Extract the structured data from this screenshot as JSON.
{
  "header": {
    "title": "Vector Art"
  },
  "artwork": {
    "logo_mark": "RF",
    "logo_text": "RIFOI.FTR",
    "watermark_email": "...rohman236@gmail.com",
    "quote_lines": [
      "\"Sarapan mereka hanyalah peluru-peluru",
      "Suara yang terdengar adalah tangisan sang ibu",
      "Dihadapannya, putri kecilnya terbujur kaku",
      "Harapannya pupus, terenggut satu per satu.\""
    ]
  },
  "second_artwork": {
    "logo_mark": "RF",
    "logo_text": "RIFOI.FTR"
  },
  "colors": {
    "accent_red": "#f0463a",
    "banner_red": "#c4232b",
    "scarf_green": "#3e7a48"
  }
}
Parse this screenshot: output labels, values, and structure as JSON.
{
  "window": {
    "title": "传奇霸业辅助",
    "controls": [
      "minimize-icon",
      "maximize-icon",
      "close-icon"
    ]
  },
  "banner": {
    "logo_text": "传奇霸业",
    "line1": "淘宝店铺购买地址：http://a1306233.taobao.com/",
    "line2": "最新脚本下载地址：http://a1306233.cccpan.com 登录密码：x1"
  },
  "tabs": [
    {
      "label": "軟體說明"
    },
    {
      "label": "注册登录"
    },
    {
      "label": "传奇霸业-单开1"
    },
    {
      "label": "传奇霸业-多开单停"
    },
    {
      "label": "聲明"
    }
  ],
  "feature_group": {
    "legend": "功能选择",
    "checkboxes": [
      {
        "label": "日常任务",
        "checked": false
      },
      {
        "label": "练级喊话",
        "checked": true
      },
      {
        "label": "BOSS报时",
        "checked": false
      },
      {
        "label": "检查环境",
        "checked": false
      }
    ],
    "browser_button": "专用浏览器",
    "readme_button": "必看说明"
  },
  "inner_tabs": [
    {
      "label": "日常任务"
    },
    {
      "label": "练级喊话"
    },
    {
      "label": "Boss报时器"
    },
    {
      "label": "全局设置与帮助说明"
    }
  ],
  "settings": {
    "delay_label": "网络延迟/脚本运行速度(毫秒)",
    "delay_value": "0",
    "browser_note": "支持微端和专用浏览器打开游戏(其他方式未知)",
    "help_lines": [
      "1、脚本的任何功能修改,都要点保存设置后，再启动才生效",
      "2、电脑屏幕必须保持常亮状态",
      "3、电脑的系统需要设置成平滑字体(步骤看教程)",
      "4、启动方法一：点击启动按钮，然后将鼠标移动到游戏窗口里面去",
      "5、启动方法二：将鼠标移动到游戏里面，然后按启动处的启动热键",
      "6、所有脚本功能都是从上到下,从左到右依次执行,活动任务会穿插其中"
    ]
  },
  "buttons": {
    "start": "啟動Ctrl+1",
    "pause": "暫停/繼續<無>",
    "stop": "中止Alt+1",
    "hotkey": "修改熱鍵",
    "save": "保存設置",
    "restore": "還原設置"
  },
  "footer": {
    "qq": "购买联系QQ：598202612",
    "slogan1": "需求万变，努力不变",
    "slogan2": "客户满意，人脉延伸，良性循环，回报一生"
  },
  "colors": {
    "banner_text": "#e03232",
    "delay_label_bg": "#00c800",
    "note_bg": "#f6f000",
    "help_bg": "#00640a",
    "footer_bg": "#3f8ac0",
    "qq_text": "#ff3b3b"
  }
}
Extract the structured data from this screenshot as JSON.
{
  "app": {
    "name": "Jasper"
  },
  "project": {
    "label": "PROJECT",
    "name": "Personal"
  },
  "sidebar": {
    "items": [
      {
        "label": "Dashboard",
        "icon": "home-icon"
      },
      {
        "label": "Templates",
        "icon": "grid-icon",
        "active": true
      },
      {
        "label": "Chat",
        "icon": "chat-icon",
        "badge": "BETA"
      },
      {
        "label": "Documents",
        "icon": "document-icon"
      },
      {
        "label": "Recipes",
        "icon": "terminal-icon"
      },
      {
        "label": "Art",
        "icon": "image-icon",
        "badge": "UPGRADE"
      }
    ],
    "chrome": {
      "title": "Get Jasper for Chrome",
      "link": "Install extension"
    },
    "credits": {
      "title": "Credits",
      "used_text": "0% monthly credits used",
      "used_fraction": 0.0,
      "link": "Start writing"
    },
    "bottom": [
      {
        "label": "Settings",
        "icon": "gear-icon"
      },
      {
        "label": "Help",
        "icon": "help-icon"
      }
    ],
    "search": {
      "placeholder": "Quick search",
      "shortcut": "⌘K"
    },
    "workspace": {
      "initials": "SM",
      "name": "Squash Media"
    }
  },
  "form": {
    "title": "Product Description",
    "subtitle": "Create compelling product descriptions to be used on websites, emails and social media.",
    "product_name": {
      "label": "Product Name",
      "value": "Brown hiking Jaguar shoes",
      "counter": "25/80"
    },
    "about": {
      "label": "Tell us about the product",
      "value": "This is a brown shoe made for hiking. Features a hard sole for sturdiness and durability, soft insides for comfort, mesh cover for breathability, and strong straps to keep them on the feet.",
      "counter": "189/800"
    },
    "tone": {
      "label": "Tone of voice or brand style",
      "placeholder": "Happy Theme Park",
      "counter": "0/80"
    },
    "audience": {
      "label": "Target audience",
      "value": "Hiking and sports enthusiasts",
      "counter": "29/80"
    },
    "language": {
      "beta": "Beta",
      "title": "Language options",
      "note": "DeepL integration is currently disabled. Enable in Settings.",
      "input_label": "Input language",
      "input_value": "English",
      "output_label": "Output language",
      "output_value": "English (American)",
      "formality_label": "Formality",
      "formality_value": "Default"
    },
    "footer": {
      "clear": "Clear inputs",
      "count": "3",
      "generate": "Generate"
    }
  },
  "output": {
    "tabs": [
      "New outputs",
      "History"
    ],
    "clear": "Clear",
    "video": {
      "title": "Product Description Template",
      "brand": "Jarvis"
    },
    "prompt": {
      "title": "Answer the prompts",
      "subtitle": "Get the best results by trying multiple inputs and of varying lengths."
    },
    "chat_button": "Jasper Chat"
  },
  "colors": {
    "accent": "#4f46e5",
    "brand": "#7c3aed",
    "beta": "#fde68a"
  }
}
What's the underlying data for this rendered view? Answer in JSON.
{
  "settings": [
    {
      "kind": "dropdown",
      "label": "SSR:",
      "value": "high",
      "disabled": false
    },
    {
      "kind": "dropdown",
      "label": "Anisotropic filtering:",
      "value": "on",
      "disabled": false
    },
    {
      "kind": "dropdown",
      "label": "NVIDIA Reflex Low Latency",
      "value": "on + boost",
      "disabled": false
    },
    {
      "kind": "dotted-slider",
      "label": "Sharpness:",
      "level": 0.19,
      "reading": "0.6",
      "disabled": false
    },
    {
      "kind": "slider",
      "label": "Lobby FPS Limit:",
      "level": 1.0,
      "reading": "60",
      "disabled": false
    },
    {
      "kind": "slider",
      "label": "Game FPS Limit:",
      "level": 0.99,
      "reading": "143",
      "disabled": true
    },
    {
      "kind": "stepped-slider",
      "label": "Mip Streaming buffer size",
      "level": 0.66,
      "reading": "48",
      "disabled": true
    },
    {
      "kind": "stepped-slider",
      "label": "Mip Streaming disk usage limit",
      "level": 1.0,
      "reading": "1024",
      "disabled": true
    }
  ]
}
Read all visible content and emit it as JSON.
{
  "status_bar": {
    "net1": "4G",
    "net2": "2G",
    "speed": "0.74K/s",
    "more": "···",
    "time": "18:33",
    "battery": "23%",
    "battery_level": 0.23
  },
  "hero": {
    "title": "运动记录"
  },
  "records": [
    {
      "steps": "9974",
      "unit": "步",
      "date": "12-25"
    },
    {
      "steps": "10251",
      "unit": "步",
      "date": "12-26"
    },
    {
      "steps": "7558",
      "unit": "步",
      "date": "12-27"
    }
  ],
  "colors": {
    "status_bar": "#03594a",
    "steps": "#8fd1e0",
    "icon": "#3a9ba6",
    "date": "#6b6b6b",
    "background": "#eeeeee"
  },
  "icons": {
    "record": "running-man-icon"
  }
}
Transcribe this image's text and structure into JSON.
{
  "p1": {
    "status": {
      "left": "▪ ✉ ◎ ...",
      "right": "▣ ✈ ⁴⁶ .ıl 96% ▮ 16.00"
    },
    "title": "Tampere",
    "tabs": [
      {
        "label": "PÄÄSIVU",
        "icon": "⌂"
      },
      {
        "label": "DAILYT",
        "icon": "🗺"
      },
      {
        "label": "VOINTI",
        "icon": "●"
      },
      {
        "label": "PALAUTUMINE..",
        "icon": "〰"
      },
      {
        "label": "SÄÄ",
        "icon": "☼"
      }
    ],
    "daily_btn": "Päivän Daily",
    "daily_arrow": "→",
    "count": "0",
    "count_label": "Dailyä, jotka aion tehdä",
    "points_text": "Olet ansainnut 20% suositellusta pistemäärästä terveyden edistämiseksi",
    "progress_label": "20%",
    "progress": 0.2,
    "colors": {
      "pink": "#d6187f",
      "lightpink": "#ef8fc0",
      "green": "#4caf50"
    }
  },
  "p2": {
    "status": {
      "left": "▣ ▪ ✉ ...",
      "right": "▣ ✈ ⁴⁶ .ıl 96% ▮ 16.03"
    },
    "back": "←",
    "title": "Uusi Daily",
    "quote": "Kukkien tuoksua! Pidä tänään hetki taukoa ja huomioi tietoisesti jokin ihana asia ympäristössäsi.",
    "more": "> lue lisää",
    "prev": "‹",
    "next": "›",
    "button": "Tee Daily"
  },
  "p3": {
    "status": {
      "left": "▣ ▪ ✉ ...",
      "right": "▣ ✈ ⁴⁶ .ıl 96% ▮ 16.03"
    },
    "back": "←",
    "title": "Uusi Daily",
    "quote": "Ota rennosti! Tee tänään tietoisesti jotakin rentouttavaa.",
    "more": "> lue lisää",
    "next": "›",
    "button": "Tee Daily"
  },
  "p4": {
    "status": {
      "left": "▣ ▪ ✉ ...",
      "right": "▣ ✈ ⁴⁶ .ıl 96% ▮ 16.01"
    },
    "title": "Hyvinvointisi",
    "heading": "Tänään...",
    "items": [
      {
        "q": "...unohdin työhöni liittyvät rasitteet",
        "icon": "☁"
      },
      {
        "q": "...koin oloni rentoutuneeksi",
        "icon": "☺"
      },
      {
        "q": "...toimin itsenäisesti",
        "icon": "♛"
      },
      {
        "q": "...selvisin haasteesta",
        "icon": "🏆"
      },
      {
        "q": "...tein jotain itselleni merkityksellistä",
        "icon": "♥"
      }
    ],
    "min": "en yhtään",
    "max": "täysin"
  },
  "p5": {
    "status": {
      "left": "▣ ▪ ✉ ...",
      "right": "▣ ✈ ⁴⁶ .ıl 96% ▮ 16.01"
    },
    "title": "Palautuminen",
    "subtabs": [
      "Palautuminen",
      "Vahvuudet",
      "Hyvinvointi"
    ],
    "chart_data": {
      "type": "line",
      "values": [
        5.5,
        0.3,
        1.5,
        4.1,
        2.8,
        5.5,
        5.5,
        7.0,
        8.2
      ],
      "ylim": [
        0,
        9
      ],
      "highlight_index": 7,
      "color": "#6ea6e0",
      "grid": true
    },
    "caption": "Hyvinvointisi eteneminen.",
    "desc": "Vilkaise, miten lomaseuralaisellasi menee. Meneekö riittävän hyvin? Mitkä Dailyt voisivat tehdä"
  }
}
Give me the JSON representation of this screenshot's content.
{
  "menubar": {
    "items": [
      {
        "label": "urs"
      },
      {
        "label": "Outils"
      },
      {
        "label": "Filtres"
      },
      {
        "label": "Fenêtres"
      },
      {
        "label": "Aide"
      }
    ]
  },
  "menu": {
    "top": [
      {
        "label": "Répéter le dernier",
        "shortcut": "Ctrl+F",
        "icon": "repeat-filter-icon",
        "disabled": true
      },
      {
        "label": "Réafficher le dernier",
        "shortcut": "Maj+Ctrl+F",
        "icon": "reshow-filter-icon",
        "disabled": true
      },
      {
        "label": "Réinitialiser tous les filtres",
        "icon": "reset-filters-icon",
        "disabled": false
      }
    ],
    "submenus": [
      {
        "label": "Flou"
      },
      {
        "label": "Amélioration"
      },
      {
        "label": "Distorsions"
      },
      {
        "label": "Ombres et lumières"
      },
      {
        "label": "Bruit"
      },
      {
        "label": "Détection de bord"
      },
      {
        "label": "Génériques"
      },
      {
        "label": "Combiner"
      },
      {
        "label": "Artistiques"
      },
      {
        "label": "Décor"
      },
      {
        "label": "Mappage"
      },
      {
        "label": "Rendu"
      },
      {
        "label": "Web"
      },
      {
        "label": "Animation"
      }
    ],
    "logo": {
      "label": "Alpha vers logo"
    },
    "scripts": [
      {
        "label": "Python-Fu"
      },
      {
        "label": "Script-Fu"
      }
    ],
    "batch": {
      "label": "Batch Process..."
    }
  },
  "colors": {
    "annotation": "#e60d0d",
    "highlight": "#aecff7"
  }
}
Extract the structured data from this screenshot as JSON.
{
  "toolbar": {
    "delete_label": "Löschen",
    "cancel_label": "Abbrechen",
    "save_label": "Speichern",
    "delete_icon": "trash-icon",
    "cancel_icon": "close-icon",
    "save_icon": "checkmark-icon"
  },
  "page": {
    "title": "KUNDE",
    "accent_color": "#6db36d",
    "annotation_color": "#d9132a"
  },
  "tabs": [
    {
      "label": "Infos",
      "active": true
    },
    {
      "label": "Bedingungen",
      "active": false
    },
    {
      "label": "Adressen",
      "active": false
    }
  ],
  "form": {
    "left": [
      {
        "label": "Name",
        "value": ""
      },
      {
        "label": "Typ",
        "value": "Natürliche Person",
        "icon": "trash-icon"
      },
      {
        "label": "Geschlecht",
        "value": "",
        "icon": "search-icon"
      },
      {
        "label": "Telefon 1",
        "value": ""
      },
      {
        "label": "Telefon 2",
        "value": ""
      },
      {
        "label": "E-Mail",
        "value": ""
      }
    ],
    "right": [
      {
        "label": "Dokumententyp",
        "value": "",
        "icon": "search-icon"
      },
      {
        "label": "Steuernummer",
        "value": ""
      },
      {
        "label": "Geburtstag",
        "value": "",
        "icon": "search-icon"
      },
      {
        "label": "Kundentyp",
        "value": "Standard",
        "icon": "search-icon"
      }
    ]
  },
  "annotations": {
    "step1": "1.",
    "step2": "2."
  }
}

◆ INSTRUCTIONS FOR THE TASK ◆
Isolate each line of the listing above that includes "about". Copy it.

◆ RESPONSE TO THIS EXERCISE ◆
    "about": {
      "label": "Tell us about the product",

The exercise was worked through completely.